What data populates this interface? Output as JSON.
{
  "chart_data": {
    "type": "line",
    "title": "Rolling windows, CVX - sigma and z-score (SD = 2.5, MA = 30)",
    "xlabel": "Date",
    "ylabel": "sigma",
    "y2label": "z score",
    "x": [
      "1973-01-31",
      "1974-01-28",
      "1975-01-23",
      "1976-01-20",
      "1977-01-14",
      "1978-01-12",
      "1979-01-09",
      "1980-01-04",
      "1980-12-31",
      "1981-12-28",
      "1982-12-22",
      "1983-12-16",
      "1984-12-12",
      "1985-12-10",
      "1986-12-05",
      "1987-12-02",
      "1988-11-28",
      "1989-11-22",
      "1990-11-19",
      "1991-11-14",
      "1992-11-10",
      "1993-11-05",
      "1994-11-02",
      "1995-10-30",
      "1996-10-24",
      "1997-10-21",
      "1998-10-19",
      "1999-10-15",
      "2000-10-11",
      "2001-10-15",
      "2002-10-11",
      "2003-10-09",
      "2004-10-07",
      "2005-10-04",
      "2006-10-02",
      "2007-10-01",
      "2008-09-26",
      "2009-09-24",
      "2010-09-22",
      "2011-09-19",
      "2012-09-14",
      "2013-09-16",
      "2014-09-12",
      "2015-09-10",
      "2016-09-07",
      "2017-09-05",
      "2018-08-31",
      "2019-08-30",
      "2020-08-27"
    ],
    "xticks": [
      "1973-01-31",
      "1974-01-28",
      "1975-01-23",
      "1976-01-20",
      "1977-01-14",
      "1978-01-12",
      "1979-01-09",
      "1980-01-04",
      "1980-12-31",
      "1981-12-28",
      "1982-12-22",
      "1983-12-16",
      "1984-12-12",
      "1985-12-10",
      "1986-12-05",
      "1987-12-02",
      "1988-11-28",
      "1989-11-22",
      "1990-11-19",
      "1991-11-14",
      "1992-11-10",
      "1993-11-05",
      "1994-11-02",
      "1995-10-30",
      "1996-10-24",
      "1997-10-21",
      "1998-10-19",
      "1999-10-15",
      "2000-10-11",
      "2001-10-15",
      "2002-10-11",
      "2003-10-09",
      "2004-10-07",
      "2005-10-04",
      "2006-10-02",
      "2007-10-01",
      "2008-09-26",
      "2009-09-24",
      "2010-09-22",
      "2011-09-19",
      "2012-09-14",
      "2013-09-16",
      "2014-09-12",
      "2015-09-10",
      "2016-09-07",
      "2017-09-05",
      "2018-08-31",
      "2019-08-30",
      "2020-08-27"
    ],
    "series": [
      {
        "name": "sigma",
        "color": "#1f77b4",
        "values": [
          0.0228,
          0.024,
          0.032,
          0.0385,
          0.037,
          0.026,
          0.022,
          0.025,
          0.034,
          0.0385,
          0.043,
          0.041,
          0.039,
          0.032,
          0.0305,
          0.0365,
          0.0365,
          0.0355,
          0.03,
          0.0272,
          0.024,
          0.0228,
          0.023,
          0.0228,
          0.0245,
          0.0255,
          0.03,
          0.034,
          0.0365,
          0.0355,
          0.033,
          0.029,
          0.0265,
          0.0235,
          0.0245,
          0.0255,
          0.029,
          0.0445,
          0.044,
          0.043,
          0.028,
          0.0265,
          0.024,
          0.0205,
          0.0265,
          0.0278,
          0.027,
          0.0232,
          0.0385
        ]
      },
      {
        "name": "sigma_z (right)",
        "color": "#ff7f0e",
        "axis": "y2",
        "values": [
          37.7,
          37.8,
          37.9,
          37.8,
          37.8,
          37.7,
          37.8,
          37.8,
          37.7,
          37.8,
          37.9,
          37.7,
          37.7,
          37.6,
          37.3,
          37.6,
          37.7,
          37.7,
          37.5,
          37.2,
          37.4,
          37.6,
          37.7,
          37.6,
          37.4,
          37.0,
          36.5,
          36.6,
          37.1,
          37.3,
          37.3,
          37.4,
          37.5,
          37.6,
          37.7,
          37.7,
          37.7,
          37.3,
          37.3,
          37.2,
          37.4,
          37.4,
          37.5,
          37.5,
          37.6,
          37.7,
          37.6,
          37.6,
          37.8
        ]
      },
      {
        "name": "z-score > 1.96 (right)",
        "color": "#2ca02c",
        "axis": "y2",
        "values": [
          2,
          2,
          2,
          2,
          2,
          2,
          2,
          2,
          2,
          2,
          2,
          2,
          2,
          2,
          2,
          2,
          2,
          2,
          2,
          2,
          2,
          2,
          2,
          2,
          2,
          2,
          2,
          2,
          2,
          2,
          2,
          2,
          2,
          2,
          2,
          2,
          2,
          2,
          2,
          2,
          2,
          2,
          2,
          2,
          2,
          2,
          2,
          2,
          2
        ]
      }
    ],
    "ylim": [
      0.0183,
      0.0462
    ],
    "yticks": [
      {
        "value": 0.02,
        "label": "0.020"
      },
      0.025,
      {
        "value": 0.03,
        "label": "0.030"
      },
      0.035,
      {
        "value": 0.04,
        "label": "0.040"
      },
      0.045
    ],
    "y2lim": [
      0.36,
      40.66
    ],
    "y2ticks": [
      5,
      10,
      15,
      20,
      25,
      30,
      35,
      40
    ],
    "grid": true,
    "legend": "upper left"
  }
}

**Goal:** In the entries above, find each line with the word "score" and show it.

**Task answer:**
    "title": "Rolling windows, CVX - sigma and z-score (SD = 2.5, MA = 30)",
    "y2label": "z score",
        "name": "z-score > 1.96 (right)",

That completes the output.